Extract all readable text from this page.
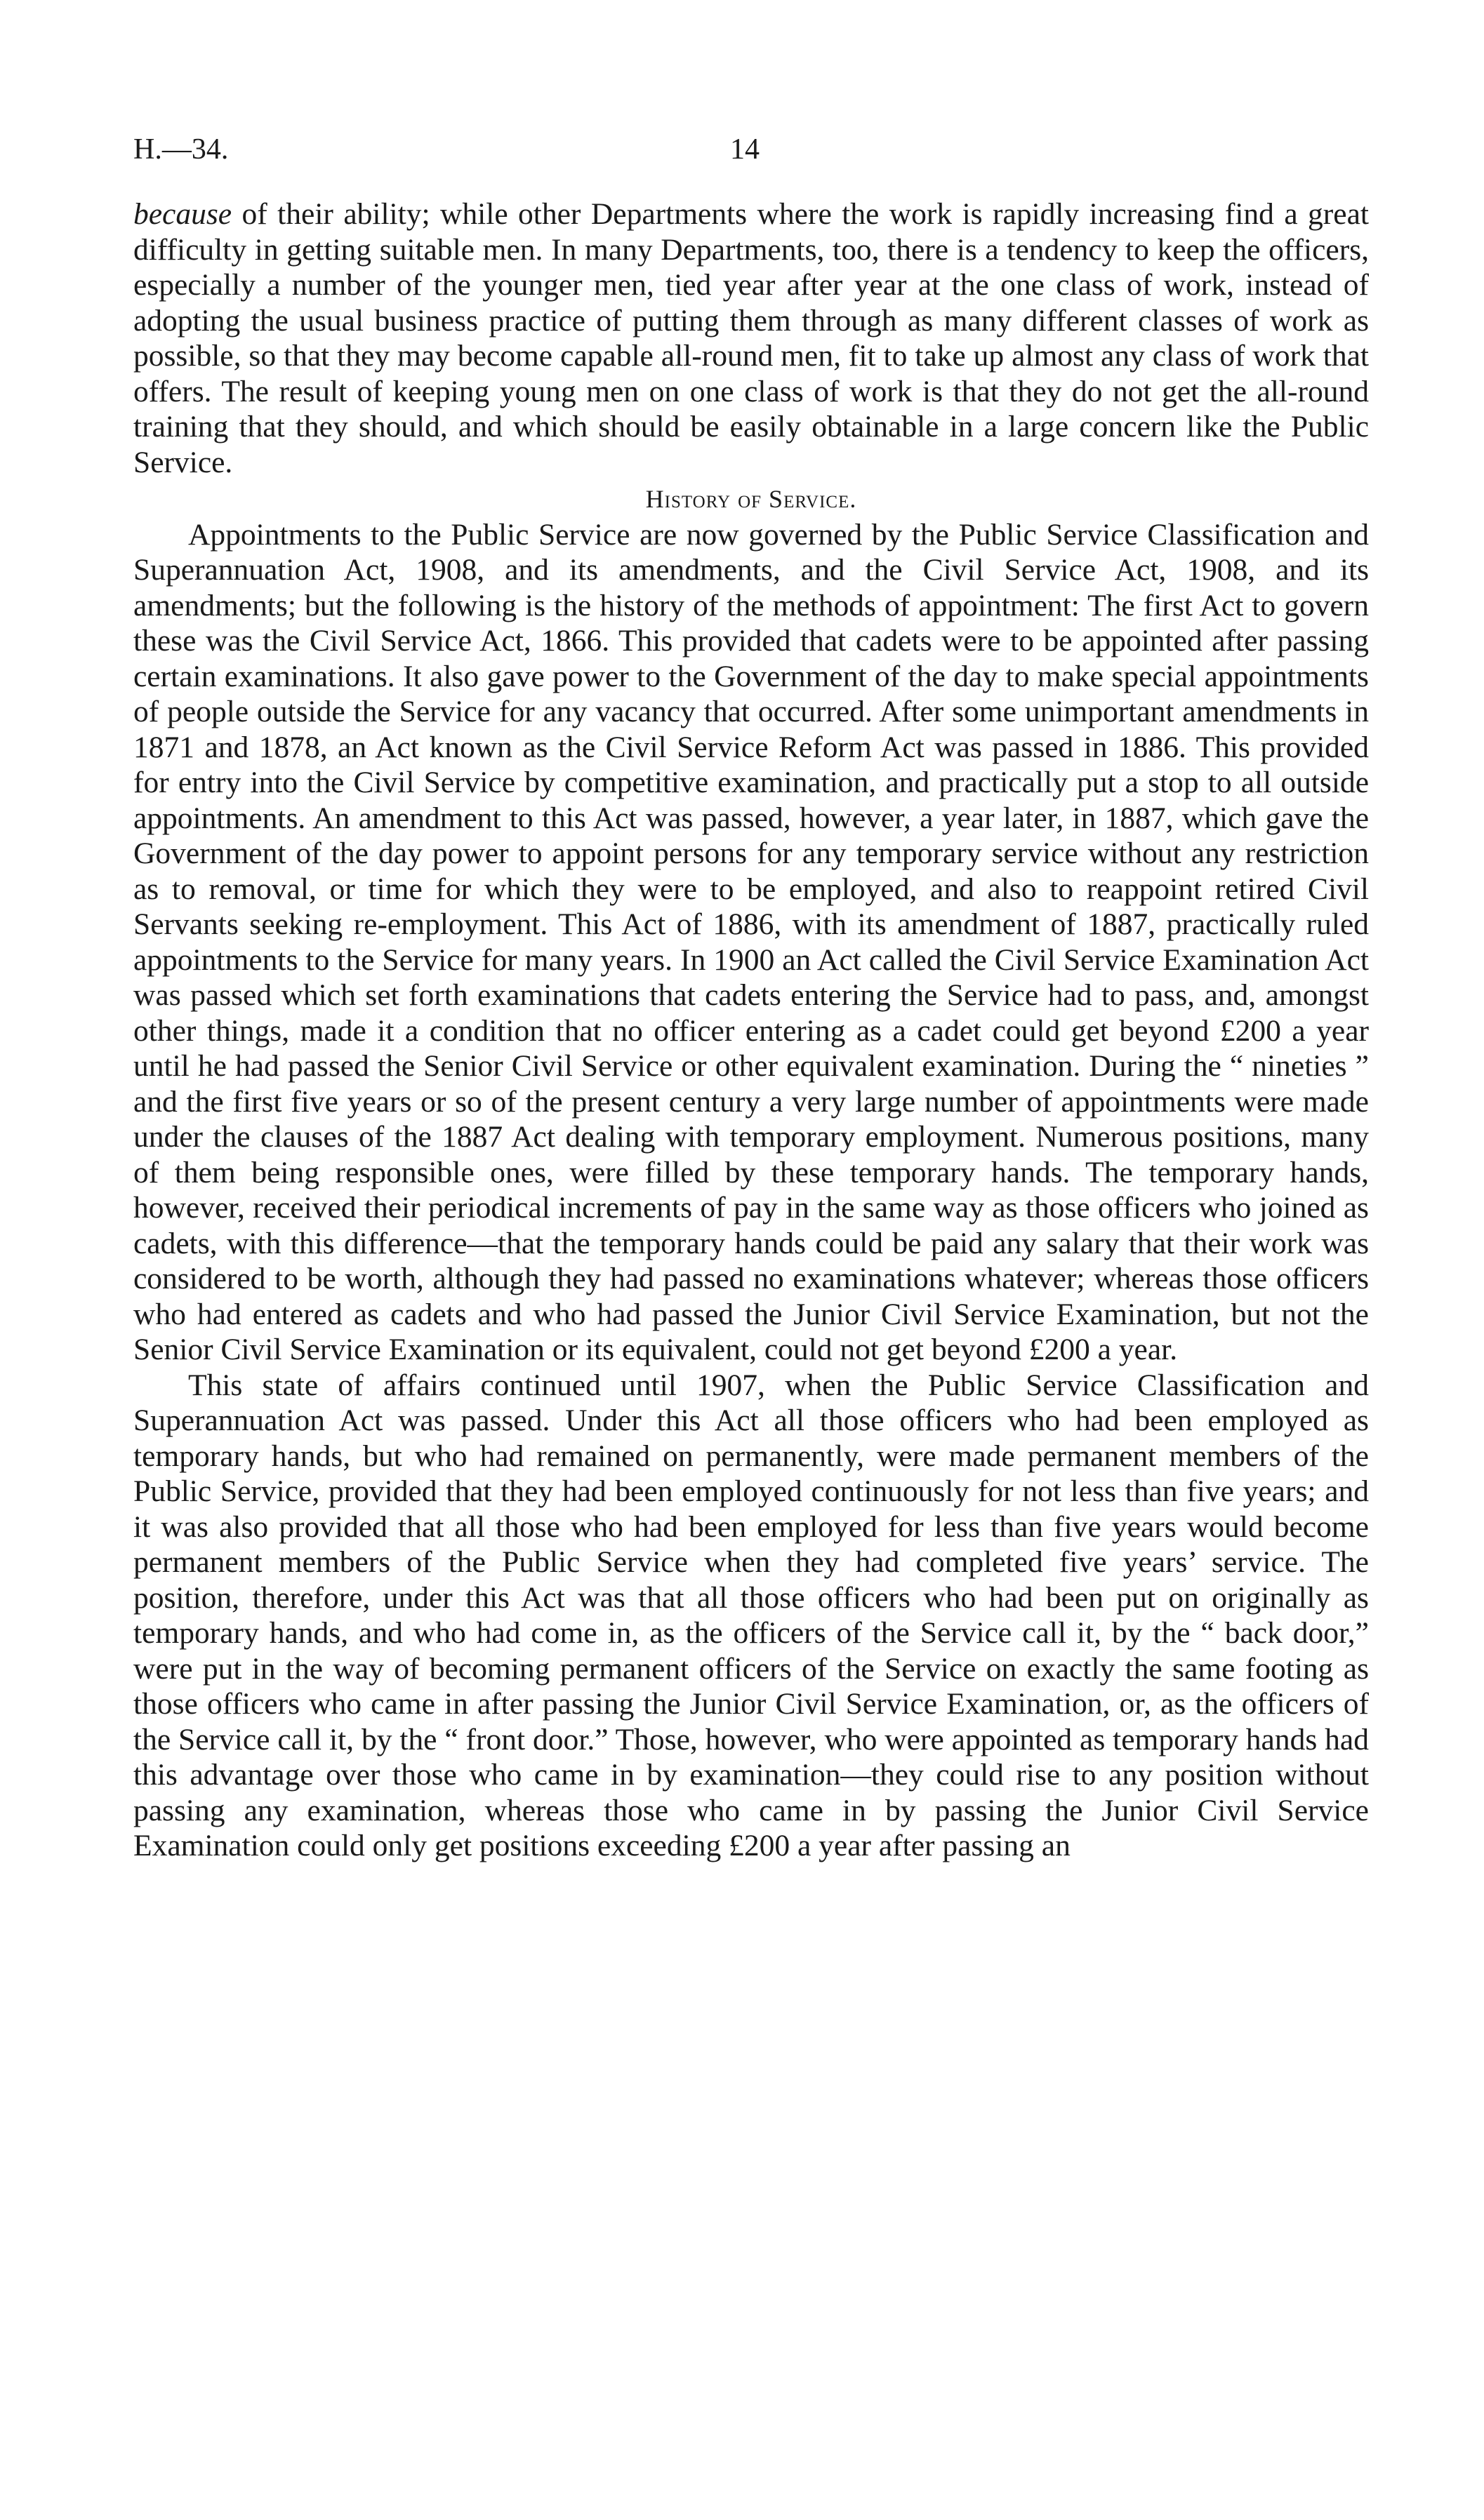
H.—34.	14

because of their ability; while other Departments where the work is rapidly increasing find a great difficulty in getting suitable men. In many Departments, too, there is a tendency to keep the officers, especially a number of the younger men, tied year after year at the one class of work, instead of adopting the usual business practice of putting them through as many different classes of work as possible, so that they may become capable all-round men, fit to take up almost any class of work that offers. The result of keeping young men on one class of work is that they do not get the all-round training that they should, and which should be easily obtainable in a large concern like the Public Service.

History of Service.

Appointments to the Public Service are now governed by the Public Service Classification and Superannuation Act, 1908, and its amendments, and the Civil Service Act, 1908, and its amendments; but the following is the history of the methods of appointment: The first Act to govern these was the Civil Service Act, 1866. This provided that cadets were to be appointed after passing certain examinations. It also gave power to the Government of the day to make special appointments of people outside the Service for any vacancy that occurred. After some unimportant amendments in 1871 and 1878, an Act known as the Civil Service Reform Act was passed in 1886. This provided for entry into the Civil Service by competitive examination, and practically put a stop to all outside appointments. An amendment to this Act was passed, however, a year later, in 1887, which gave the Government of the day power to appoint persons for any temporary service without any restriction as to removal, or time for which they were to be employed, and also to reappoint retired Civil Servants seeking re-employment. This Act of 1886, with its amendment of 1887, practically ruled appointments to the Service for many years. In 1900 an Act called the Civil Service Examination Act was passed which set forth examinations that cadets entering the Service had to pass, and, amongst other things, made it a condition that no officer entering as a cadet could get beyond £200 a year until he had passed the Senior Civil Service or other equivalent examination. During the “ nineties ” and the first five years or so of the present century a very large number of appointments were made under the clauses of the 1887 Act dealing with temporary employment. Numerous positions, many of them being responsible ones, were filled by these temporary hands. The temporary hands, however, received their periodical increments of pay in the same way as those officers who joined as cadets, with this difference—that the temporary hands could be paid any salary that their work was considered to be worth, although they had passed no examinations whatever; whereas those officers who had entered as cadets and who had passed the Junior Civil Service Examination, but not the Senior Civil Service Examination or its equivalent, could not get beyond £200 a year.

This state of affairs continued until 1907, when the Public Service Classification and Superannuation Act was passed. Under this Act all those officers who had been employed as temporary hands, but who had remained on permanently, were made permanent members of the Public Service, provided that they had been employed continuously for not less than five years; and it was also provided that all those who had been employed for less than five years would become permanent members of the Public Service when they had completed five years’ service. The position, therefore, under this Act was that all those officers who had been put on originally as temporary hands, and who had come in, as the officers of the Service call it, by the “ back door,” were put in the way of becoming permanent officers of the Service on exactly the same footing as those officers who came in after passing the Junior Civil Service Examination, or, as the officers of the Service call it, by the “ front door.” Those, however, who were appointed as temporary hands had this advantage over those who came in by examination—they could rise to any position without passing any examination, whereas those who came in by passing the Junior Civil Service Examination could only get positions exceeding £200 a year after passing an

# # # #

- [PROBLEM DETAILS] Quote the records above in full, dropping each picture.

- [ANSWER FOR THIS EXERCISE]
Extract all readable text from this page.
H.—34.	14

because of their ability; while other Departments where the work is rapidly increasing find a great difficulty in getting suitable men. In many Departments, too, there is a tendency to keep the officers, especially a number of the younger men, tied year after year at the one class of work, instead of adopting the usual business practice of putting them through as many different classes of work as possible, so that they may become capable all-round men, fit to take up almost any class of work that offers. The result of keeping young men on one class of work is that they do not get the all-round training that they should, and which should be easily obtainable in a large concern like the Public Service.

History of Service.

Appointments to the Public Service are now governed by the Public Service Classification and Superannuation Act, 1908, and its amendments, and the Civil Service Act, 1908, and its amendments; but the following is the history of the methods of appointment: The first Act to govern these was the Civil Service Act, 1866. This provided that cadets were to be appointed after passing certain examinations. It also gave power to the Government of the day to make special appointments of people outside the Service for any vacancy that occurred. After some unimportant amendments in 1871 and 1878, an Act known as the Civil Service Reform Act was passed in 1886. This provided for entry into the Civil Service by competitive examination, and practically put a stop to all outside appointments. An amendment to this Act was passed, however, a year later, in 1887, which gave the Government of the day power to appoint persons for any temporary service without any restriction as to removal, or time for which they were to be employed, and also to reappoint retired Civil Servants seeking re-employment. This Act of 1886, with its amendment of 1887, practically ruled appointments to the Service for many years. In 1900 an Act called the Civil Service Examination Act was passed which set forth examinations that cadets entering the Service had to pass, and, amongst other things, made it a condition that no officer entering as a cadet could get beyond £200 a year until he had passed the Senior Civil Service or other equivalent examination. During the “ nineties ” and the first five years or so of the present century a very large number of appointments were made under the clauses of the 1887 Act dealing with temporary employment. Numerous positions, many of them being responsible ones, were filled by these temporary hands. The temporary hands, however, received their periodical increments of pay in the same way as those officers who joined as cadets, with this difference—that the temporary hands could be paid any salary that their work was considered to be worth, although they had passed no examinations whatever; whereas those officers who had entered as cadets and who had passed the Junior Civil Service Examination, but not the Senior Civil Service Examination or its equivalent, could not get beyond £200 a year.

This state of affairs continued until 1907, when the Public Service Classification and Superannuation Act was passed. Under this Act all those officers who had been employed as temporary hands, but who had remained on permanently, were made permanent members of the Public Service, provided that they had been employed continuously for not less than five years; and it was also provided that all those who had been employed for less than five years would become permanent members of the Public Service when they had completed five years’ service. The position, therefore, under this Act was that all those officers who had been put on originally as temporary hands, and who had come in, as the officers of the Service call it, by the “ back door,” were put in the way of becoming permanent officers of the Service on exactly the same footing as those officers who came in after passing the Junior Civil Service Examination, or, as the officers of the Service call it, by the “ front door.” Those, however, who were appointed as temporary hands had this advantage over those who came in by examination—they could rise to any position without passing any examination, whereas those who came in by passing the Junior Civil Service Examination could only get positions exceeding £200 a year after passing an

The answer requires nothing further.